## Instructions for the task
Extract all data as written.

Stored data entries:
_ _ _ _ _ _ _

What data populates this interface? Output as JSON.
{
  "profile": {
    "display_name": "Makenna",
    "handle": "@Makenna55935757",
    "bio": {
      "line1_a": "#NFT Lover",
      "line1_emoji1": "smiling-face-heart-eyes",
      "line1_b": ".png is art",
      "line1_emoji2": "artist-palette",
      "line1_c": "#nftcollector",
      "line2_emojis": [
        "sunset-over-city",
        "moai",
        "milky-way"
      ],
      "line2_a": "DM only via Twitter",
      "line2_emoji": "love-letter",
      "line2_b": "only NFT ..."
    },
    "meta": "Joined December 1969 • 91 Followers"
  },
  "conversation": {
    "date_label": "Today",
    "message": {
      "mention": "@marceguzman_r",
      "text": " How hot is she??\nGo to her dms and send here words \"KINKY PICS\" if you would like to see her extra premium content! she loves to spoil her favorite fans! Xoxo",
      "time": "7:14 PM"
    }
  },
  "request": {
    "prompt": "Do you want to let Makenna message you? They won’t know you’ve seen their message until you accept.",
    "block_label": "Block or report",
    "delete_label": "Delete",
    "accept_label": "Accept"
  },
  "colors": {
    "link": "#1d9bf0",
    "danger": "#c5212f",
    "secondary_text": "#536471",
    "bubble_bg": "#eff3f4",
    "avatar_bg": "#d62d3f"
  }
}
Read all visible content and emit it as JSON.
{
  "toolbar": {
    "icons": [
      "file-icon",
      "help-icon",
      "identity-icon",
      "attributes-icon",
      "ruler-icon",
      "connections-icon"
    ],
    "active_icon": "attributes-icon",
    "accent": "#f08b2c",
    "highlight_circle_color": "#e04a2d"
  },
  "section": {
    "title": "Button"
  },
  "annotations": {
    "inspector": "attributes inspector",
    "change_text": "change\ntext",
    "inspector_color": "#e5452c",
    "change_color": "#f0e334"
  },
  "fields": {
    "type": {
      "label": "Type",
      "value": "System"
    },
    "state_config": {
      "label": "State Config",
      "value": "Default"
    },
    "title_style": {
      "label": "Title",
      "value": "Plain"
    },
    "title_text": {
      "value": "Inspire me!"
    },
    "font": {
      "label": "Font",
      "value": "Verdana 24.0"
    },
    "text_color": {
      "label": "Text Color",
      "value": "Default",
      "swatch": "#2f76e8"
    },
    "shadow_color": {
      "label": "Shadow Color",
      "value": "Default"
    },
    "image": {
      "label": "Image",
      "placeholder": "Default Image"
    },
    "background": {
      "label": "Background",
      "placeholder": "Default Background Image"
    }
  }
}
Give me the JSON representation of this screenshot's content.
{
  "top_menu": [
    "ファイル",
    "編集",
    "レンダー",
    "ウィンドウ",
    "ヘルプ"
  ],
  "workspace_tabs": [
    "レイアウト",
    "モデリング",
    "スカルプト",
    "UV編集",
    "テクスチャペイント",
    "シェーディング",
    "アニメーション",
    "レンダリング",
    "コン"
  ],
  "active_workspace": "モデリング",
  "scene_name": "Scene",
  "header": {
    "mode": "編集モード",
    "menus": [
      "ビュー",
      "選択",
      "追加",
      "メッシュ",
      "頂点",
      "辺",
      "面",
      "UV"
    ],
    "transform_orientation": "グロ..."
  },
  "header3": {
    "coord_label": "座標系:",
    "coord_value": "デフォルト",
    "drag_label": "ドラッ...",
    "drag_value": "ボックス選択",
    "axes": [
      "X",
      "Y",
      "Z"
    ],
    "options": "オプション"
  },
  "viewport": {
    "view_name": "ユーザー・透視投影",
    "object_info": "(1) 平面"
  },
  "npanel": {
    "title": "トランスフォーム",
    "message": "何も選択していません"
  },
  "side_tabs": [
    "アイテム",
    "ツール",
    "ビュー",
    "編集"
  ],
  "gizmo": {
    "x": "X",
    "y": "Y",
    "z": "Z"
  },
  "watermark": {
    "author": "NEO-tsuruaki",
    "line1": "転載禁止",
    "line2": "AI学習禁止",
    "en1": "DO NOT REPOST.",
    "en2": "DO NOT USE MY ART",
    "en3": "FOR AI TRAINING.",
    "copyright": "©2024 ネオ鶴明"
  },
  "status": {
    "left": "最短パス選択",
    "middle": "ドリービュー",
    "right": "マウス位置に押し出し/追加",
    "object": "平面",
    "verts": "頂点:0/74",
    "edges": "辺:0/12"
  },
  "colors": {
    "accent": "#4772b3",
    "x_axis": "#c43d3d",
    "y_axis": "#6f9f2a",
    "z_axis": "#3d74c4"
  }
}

_ _ _ _ _ _ _

## Written response
What data populates this interface? Output as JSON.
{
  "profile": {
    "display_name": "Makenna",
    "handle": "@Makenna55935757",
    "bio": {
      "line1_a": "#NFT Lover",
      "line1_emoji1": "smiling-face-heart-eyes",
      "line1_b": ".png is art",
      "line1_emoji2": "artist-palette",
      "line1_c": "#nftcollector",
      "line2_emojis": [
        "sunset-over-city",
        "moai",
        "milky-way"
      ],
      "line2_a": "DM only via Twitter",
      "line2_emoji": "love-letter",
      "line2_b": "only NFT ..."
    },
    "meta": "Joined December 1969 • 91 Followers"
  },
  "conversation": {
    "date_label": "Today",
    "message": {
      "mention": "@marceguzman_r",
      "text": " How hot is she??\nGo to her dms and send here words \"KINKY PICS\" if you would like to see her extra premium content! she loves to spoil her favorite fans! Xoxo",
      "time": "7:14 PM"
    }
  },
  "request": {
    "prompt": "Do you want to let Makenna message you? They won’t know you’ve seen their message until you accept.",
    "block_label": "Block or report",
    "delete_label": "Delete",
    "accept_label": "Accept"
  },
  "colors": {
    "link": "#1d9bf0",
    "danger": "#c5212f",
    "secondary_text": "#536471",
    "bubble_bg": "#eff3f4",
    "avatar_bg": "#d62d3f"
  }
}
Read all visible content and emit it as JSON.
{
  "toolbar": {
    "icons": [
      "file-icon",
      "help-icon",
      "identity-icon",
      "attributes-icon",
      "ruler-icon",
      "connections-icon"
    ],
    "active_icon": "attributes-icon",
    "accent": "#f08b2c",
    "highlight_circle_color": "#e04a2d"
  },
  "section": {
    "title": "Button"
  },
  "annotations": {
    "inspector": "attributes inspector",
    "change_text": "change\ntext",
    "inspector_color": "#e5452c",
    "change_color": "#f0e334"
  },
  "fields": {
    "type": {
      "label": "Type",
      "value": "System"
    },
    "state_config": {
      "label": "State Config",
      "value": "Default"
    },
    "title_style": {
      "label": "Title",
      "value": "Plain"
    },
    "title_text": {
      "value": "Inspire me!"
    },
    "font": {
      "label": "Font",
      "value": "Verdana 24.0"
    },
    "text_color": {
      "label": "Text Color",
      "value": "Default",
      "swatch": "#2f76e8"
    },
    "shadow_color": {
      "label": "Shadow Color",
      "value": "Default"
    },
    "image": {
      "label": "Image",
      "placeholder": "Default Image"
    },
    "background": {
      "label": "Background",
      "placeholder": "Default Background Image"
    }
  }
}
Give me the JSON representation of this screenshot's content.
{
  "top_menu": [
    "ファイル",
    "編集",
    "レンダー",
    "ウィンドウ",
    "ヘルプ"
  ],
  "workspace_tabs": [
    "レイアウト",
    "モデリング",
    "スカルプト",
    "UV編集",
    "テクスチャペイント",
    "シェーディング",
    "アニメーション",
    "レンダリング",
    "コン"
  ],
  "active_workspace": "モデリング",
  "scene_name": "Scene",
  "header": {
    "mode": "編集モード",
    "menus": [
      "ビュー",
      "選択",
      "追加",
      "メッシュ",
      "頂点",
      "辺",
      "面",
      "UV"
    ],
    "transform_orientation": "グロ..."
  },
  "header3": {
    "coord_label": "座標系:",
    "coord_value": "デフォルト",
    "drag_label": "ドラッ...",
    "drag_value": "ボックス選択",
    "axes": [
      "X",
      "Y",
      "Z"
    ],
    "options": "オプション"
  },
  "viewport": {
    "view_name": "ユーザー・透視投影",
    "object_info": "(1) 平面"
  },
  "npanel": {
    "title": "トランスフォーム",
    "message": "何も選択していません"
  },
  "side_tabs": [
    "アイテム",
    "ツール",
    "ビュー",
    "編集"
  ],
  "gizmo": {
    "x": "X",
    "y": "Y",
    "z": "Z"
  },
  "watermark": {
    "author": "NEO-tsuruaki",
    "line1": "転載禁止",
    "line2": "AI学習禁止",
    "en1": "DO NOT REPOST.",
    "en2": "DO NOT USE MY ART",
    "en3": "FOR AI TRAINING.",
    "copyright": "©2024 ネオ鶴明"
  },
  "status": {
    "left": "最短パス選択",
    "middle": "ドリービュー",
    "right": "マウス位置に押し出し/追加",
    "object": "平面",
    "verts": "頂点:0/74",
    "edges": "辺:0/12"
  },
  "colors": {
    "accent": "#4772b3",
    "x_axis": "#c43d3d",
    "y_axis": "#6f9f2a",
    "z_axis": "#3d74c4"
  }
}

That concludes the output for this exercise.